▸ **Stated problem**: Return the number of lines in which the word "JSON" appears; add nothing else.

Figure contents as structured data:
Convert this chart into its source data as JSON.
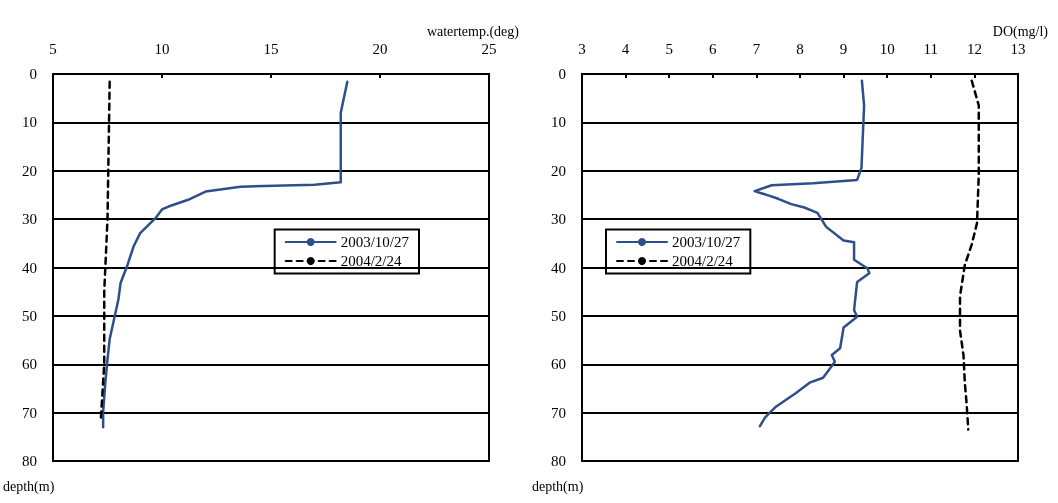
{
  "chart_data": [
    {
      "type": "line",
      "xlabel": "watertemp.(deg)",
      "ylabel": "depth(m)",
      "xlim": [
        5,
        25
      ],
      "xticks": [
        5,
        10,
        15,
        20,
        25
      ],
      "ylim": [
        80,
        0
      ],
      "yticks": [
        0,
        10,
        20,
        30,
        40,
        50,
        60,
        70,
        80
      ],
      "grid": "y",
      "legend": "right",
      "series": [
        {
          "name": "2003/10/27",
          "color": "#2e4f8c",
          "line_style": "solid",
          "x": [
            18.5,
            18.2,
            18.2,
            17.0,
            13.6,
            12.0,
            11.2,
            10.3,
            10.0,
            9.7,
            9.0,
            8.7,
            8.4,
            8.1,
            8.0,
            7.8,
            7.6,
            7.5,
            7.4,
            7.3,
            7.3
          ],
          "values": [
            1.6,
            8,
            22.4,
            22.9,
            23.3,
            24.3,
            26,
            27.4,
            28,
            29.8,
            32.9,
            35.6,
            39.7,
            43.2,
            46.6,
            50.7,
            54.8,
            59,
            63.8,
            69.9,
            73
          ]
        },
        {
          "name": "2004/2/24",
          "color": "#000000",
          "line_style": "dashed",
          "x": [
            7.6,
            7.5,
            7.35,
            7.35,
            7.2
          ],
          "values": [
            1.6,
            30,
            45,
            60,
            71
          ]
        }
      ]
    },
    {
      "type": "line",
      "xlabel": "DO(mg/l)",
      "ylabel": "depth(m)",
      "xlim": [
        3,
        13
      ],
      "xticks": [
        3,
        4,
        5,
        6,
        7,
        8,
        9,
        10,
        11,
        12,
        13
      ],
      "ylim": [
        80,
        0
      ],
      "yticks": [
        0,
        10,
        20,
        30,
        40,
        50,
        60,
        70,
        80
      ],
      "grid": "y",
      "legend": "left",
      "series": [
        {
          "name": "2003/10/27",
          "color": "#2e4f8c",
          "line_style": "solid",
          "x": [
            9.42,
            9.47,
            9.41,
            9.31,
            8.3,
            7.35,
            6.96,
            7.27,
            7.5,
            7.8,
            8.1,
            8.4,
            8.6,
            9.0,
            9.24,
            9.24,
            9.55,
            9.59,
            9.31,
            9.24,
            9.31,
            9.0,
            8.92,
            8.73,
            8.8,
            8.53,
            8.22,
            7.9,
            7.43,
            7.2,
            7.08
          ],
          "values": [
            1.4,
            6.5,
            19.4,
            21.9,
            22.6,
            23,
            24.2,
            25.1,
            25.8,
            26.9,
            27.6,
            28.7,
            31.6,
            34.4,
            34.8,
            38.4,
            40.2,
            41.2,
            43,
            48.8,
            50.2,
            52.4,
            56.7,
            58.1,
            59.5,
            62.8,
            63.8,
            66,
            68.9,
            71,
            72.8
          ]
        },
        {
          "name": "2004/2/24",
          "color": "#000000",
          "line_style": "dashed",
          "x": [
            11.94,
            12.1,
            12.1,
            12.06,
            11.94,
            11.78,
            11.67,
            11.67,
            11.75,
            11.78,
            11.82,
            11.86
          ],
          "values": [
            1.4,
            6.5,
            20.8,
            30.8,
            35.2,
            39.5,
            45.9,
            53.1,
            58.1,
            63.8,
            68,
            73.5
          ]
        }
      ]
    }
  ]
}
...
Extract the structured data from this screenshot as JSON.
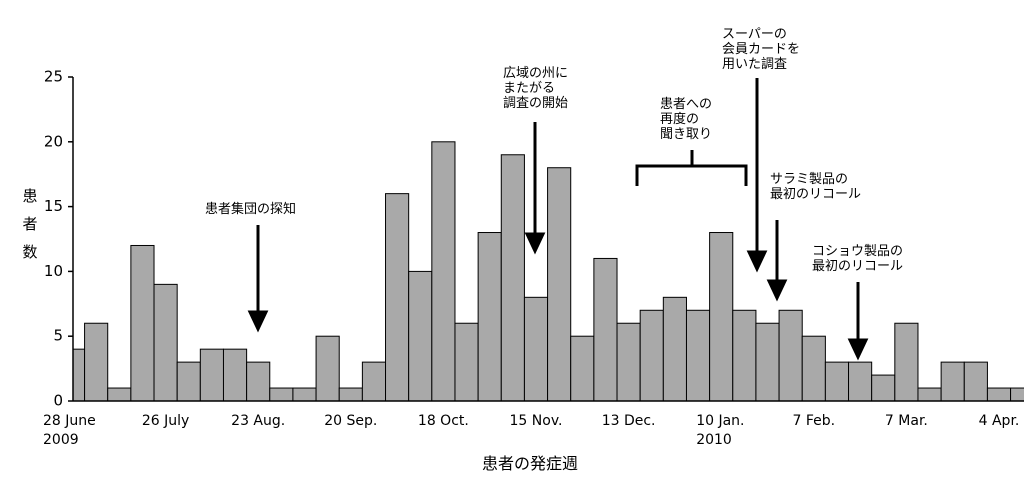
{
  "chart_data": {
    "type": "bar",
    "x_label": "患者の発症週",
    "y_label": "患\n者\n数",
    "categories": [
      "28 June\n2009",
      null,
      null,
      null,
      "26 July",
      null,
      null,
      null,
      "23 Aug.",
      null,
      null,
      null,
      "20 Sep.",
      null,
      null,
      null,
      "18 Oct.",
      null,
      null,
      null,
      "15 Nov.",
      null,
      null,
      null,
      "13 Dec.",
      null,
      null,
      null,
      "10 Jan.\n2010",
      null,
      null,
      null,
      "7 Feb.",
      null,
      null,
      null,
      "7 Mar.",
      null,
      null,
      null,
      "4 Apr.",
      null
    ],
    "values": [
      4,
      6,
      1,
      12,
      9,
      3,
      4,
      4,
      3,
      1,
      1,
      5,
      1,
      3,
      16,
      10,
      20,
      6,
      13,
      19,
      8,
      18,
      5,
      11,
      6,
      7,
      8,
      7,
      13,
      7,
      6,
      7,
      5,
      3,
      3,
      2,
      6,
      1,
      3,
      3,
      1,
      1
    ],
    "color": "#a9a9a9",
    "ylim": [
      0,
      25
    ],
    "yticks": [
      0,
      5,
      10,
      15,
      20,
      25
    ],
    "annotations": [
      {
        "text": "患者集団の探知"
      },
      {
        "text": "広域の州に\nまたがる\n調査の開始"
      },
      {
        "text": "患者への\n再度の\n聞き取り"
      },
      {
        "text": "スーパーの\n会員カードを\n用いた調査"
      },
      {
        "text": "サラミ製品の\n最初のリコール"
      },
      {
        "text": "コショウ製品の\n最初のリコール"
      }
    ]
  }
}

▸ **Full answer**: 2